▶ The exercise:
What follows is a set of records, each of which is to be written out exactly.

▶ Entries provided:
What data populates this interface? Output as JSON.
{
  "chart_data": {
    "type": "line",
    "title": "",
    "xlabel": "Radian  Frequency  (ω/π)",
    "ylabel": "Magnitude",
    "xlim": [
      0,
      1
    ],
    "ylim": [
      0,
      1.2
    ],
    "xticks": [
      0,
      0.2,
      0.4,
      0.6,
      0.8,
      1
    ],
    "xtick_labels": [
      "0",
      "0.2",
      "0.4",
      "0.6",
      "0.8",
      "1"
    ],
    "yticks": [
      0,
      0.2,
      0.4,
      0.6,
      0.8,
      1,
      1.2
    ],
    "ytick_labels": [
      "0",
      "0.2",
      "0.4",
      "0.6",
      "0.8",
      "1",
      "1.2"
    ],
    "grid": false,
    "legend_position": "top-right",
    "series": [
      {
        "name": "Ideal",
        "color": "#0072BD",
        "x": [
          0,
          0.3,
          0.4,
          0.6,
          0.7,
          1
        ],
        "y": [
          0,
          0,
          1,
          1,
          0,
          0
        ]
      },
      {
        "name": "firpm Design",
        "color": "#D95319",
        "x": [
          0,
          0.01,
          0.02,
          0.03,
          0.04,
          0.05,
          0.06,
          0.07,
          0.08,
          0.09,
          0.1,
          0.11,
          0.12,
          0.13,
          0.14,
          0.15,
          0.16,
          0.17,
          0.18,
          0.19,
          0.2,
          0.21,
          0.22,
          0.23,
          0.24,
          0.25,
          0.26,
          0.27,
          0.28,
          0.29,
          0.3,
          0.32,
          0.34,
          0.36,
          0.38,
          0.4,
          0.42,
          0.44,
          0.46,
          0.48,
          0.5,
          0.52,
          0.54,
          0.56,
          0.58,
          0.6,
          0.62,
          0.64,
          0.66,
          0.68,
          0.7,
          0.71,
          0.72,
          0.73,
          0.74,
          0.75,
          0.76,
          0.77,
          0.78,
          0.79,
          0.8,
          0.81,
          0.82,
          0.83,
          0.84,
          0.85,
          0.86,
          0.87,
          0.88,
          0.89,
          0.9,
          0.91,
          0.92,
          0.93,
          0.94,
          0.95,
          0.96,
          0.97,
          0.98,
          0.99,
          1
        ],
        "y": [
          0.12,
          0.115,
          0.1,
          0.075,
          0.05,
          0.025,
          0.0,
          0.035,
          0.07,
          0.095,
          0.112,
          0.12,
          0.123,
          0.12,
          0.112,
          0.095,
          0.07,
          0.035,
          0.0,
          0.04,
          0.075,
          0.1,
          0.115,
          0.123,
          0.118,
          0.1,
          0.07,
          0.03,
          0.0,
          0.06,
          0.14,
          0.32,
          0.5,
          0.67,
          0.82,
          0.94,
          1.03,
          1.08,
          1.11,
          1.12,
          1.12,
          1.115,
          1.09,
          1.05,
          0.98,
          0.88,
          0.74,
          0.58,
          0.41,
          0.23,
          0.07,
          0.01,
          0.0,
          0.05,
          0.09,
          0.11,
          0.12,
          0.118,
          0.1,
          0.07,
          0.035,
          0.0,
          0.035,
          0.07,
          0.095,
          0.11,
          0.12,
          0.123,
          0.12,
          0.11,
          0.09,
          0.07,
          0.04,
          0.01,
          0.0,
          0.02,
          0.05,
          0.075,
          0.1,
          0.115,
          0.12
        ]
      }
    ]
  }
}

▶ Full answer:
What data populates this interface? Output as JSON.
{
  "chart_data": {
    "type": "line",
    "title": "",
    "xlabel": "Radian  Frequency  (ω/π)",
    "ylabel": "Magnitude",
    "xlim": [
      0,
      1
    ],
    "ylim": [
      0,
      1.2
    ],
    "xticks": [
      0,
      0.2,
      0.4,
      0.6,
      0.8,
      1
    ],
    "xtick_labels": [
      "0",
      "0.2",
      "0.4",
      "0.6",
      "0.8",
      "1"
    ],
    "yticks": [
      0,
      0.2,
      0.4,
      0.6,
      0.8,
      1,
      1.2
    ],
    "ytick_labels": [
      "0",
      "0.2",
      "0.4",
      "0.6",
      "0.8",
      "1",
      "1.2"
    ],
    "grid": false,
    "legend_position": "top-right",
    "series": [
      {
        "name": "Ideal",
        "color": "#0072BD",
        "x": [
          0,
          0.3,
          0.4,
          0.6,
          0.7,
          1
        ],
        "y": [
          0,
          0,
          1,
          1,
          0,
          0
        ]
      },
      {
        "name": "firpm Design",
        "color": "#D95319",
        "x": [
          0,
          0.01,
          0.02,
          0.03,
          0.04,
          0.05,
          0.06,
          0.07,
          0.08,
          0.09,
          0.1,
          0.11,
          0.12,
          0.13,
          0.14,
          0.15,
          0.16,
          0.17,
          0.18,
          0.19,
          0.2,
          0.21,
          0.22,
          0.23,
          0.24,
          0.25,
          0.26,
          0.27,
          0.28,
          0.29,
          0.3,
          0.32,
          0.34,
          0.36,
          0.38,
          0.4,
          0.42,
          0.44,
          0.46,
          0.48,
          0.5,
          0.52,
          0.54,
          0.56,
          0.58,
          0.6,
          0.62,
          0.64,
          0.66,
          0.68,
          0.7,
          0.71,
          0.72,
          0.73,
          0.74,
          0.75,
          0.76,
          0.77,
          0.78,
          0.79,
          0.8,
          0.81,
          0.82,
          0.83,
          0.84,
          0.85,
          0.86,
          0.87,
          0.88,
          0.89,
          0.9,
          0.91,
          0.92,
          0.93,
          0.94,
          0.95,
          0.96,
          0.97,
          0.98,
          0.99,
          1
        ],
        "y": [
          0.12,
          0.115,
          0.1,
          0.075,
          0.05,
          0.025,
          0.0,
          0.035,
          0.07,
          0.095,
          0.112,
          0.12,
          0.123,
          0.12,
          0.112,
          0.095,
          0.07,
          0.035,
          0.0,
          0.04,
          0.075,
          0.1,
          0.115,
          0.123,
          0.118,
          0.1,
          0.07,
          0.03,
          0.0,
          0.06,
          0.14,
          0.32,
          0.5,
          0.67,
          0.82,
          0.94,
          1.03,
          1.08,
          1.11,
          1.12,
          1.12,
          1.115,
          1.09,
          1.05,
          0.98,
          0.88,
          0.74,
          0.58,
          0.41,
          0.23,
          0.07,
          0.01,
          0.0,
          0.05,
          0.09,
          0.11,
          0.12,
          0.118,
          0.1,
          0.07,
          0.035,
          0.0,
          0.035,
          0.07,
          0.095,
          0.11,
          0.12,
          0.123,
          0.12,
          0.11,
          0.09,
          0.07,
          0.04,
          0.01,
          0.0,
          0.02,
          0.05,
          0.075,
          0.1,
          0.115,
          0.12
        ]
      }
    ]
  }
}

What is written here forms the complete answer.